_Records for the task:_

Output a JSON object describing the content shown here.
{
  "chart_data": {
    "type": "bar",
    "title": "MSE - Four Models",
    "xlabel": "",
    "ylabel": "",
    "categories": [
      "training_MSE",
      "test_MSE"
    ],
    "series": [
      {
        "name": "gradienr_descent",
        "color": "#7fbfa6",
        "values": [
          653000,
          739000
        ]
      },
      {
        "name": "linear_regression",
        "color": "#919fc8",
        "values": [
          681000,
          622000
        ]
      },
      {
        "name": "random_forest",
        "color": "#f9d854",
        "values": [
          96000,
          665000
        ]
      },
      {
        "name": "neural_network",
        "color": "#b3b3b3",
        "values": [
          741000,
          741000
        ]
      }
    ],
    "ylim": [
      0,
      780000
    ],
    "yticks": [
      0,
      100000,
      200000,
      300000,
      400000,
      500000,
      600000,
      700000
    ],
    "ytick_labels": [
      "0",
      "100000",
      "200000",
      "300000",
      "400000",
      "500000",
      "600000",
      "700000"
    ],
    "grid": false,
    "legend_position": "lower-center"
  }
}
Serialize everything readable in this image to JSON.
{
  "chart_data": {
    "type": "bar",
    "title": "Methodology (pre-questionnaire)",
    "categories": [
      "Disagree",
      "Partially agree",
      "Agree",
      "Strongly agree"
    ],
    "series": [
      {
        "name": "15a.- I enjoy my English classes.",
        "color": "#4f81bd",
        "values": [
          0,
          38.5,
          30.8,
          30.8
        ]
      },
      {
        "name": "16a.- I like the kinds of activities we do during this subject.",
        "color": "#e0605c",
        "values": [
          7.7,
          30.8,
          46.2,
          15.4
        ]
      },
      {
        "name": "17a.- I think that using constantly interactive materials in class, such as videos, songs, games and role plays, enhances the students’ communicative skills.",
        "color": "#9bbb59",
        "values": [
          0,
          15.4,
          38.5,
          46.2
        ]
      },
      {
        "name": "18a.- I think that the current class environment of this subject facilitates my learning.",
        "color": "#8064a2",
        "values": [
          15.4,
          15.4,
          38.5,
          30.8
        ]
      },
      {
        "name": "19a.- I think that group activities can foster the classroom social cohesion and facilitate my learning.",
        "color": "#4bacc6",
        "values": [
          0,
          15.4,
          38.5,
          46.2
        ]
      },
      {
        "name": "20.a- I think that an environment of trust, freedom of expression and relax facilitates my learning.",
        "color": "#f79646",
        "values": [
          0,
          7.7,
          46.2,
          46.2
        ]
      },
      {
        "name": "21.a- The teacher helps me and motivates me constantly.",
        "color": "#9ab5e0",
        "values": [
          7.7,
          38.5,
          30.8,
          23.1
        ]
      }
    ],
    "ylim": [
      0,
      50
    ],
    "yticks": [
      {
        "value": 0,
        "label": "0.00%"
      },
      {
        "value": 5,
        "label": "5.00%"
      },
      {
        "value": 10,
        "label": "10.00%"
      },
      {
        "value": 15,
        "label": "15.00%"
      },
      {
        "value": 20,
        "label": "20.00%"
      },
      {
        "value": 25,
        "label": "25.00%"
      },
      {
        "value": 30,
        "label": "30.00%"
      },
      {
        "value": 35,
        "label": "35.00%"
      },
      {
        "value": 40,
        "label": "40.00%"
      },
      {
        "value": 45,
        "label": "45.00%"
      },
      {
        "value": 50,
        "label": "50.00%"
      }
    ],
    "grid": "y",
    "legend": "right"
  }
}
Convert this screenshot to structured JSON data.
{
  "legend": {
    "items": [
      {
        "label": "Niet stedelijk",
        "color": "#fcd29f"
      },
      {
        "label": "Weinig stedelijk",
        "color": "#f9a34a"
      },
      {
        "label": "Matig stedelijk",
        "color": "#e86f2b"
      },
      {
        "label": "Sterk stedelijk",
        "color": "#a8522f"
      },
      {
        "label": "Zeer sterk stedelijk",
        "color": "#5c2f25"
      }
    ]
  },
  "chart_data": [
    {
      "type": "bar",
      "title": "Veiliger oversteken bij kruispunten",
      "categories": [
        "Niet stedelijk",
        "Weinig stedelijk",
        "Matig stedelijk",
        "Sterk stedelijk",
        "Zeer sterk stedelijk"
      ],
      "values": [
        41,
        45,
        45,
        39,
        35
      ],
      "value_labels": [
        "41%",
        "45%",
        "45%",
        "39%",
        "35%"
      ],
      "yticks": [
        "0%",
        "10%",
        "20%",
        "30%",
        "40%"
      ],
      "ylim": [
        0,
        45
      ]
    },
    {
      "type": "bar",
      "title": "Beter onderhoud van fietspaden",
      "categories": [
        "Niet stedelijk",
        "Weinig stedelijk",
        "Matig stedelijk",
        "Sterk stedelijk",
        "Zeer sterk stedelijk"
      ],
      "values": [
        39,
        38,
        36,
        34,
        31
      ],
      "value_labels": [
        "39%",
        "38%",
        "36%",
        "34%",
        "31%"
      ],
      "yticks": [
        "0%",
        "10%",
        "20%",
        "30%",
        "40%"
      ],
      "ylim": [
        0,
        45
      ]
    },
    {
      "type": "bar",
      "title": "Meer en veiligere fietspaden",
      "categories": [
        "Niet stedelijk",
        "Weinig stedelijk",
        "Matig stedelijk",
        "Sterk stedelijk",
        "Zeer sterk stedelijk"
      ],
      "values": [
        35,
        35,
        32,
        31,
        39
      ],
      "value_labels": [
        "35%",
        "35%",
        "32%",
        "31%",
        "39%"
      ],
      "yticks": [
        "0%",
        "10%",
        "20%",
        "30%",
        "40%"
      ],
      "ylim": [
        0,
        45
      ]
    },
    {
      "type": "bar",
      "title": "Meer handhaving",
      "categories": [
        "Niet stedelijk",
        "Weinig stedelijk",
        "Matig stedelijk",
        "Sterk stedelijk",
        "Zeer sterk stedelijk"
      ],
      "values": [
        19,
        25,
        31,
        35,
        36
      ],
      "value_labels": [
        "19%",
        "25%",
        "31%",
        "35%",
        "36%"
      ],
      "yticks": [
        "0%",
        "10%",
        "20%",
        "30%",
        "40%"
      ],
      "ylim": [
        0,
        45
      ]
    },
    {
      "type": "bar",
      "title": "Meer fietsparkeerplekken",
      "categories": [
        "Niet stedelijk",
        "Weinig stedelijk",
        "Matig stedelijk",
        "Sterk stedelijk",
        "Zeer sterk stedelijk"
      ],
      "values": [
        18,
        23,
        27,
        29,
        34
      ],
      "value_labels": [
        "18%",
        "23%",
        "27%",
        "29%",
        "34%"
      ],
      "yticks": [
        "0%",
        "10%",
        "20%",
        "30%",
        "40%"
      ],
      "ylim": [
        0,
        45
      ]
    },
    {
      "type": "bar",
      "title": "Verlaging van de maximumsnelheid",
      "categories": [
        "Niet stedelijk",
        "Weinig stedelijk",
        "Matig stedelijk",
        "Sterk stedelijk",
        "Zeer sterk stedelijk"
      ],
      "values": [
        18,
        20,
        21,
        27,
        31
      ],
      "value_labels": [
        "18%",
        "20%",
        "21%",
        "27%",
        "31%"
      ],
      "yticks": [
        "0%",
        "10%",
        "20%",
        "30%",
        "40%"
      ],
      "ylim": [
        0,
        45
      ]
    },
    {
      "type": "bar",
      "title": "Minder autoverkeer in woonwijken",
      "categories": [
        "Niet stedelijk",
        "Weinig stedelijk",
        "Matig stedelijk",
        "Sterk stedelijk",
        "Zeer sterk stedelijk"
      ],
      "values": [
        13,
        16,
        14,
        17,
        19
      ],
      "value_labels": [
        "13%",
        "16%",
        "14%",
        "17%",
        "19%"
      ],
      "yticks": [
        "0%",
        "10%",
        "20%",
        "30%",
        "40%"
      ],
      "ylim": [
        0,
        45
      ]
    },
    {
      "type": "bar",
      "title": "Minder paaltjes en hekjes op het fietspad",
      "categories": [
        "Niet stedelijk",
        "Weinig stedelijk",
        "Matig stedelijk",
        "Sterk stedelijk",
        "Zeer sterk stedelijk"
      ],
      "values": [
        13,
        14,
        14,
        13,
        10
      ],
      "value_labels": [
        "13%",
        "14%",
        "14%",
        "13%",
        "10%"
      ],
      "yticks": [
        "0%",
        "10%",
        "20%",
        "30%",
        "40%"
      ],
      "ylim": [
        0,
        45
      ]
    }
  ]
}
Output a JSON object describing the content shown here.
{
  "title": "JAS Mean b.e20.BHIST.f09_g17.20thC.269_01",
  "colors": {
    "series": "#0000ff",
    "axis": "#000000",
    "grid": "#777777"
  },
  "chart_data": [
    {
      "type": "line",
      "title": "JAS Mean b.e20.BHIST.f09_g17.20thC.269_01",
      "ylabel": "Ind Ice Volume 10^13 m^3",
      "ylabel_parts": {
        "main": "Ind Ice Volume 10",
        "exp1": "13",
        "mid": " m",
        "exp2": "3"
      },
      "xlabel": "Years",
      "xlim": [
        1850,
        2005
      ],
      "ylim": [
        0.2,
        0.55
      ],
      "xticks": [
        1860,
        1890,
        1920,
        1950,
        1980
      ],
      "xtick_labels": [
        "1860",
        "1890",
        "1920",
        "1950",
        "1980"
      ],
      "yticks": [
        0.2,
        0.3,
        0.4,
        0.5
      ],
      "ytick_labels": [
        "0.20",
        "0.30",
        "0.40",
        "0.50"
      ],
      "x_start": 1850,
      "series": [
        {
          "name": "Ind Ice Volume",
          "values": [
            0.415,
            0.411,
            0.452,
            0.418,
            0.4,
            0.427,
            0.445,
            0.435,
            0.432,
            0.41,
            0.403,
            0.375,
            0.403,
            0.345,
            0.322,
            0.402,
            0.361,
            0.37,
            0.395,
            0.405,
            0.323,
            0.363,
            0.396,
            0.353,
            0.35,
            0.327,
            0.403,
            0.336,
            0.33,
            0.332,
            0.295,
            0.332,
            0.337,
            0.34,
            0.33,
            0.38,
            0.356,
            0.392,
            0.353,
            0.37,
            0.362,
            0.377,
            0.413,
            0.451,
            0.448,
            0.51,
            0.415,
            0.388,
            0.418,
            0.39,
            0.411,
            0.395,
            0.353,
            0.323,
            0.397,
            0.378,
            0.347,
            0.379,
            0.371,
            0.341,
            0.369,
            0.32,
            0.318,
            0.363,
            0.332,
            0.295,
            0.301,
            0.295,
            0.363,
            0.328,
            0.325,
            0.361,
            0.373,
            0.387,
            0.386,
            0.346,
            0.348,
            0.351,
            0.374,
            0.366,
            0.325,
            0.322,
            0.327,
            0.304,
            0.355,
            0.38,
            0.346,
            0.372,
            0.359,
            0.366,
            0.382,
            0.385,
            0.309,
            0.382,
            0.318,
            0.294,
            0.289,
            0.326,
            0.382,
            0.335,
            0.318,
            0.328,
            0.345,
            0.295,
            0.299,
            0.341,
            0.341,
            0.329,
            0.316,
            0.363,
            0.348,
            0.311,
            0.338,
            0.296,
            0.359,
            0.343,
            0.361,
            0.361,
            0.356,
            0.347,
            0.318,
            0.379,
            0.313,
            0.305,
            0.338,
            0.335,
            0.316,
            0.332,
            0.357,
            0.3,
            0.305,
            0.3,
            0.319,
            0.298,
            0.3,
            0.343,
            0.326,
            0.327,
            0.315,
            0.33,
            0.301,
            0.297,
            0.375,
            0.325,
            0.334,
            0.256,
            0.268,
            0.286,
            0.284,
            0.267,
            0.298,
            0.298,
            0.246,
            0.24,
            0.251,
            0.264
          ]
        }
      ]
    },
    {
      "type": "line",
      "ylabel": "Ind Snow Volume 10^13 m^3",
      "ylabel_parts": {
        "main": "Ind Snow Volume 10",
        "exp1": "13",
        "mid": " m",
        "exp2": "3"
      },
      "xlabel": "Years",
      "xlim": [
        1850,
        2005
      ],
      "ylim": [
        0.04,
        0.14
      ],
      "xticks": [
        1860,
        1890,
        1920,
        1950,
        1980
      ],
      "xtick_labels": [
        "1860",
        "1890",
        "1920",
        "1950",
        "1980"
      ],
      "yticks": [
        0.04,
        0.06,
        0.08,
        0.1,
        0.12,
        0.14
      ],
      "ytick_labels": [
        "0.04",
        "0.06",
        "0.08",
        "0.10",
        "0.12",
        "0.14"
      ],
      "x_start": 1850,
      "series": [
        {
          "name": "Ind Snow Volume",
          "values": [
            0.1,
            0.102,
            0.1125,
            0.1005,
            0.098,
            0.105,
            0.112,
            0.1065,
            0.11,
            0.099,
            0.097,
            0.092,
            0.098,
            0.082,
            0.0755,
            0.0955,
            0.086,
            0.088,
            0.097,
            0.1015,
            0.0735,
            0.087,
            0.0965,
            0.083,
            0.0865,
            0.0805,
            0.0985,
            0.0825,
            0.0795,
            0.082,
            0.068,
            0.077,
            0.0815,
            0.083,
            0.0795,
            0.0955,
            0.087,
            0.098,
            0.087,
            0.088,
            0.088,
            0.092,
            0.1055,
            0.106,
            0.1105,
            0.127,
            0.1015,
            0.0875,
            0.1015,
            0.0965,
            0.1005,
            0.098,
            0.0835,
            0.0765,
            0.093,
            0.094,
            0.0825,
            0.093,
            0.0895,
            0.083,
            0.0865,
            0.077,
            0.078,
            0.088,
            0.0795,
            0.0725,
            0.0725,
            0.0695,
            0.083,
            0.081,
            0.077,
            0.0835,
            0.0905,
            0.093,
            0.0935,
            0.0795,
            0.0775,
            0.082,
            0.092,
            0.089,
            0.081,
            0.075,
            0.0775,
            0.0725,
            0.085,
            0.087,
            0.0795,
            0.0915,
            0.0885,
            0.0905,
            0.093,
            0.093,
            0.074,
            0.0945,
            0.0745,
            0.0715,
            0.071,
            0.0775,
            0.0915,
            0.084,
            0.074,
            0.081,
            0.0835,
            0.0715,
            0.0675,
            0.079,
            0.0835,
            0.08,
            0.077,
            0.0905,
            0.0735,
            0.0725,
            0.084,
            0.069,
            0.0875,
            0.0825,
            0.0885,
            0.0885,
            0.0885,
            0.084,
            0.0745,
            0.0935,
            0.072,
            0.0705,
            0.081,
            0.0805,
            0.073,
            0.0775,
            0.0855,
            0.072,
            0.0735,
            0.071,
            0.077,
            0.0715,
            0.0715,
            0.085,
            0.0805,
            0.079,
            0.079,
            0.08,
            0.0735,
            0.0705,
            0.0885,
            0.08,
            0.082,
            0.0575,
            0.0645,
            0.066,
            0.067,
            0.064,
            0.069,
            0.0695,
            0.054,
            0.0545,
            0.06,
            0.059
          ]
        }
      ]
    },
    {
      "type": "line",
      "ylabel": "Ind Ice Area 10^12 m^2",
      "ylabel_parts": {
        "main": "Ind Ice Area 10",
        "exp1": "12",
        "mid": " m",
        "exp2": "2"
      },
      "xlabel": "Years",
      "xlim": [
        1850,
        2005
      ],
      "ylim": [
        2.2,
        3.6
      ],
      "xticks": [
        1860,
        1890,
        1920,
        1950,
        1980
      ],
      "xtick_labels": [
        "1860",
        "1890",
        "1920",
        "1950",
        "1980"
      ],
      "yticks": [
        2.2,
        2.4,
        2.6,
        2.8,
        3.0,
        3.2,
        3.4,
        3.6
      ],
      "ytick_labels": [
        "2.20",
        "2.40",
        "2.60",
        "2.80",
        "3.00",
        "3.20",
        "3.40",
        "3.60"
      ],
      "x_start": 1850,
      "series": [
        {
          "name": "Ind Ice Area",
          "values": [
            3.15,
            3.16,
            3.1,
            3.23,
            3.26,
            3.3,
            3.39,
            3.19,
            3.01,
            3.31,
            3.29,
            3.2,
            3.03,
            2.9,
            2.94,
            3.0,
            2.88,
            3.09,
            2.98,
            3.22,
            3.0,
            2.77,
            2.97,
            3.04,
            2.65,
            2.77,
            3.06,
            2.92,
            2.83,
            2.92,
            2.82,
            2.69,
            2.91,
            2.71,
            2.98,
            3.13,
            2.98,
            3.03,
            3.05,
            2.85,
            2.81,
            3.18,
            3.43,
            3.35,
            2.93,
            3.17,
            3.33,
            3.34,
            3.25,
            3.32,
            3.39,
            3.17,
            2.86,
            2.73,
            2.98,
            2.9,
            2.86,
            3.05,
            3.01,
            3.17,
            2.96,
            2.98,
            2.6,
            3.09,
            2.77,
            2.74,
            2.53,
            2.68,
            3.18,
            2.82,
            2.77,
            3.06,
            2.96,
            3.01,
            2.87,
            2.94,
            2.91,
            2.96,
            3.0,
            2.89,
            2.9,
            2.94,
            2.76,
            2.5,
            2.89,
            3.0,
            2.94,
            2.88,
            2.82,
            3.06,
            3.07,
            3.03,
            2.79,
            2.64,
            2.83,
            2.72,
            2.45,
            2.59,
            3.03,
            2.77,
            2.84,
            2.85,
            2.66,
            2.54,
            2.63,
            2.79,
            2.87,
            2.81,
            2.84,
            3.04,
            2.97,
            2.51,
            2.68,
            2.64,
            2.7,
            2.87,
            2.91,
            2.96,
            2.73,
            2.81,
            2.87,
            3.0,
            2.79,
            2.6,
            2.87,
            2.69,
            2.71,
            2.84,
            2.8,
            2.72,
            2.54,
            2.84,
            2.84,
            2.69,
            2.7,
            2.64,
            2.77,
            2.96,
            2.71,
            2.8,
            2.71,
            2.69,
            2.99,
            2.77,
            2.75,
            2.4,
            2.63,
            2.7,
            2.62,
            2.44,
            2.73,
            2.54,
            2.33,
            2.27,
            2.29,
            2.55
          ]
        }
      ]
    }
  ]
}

_Problem details:_
Gather each line of the listing containing the word "constantly" and show it.

_The completed task:_
        "name": "17a.- I think that using constantly interactive materials in class, such as videos, songs, games and role plays, enhances the students’ communicative skills.",
        "name": "21.a- The teacher helps me and motivates me constantly.",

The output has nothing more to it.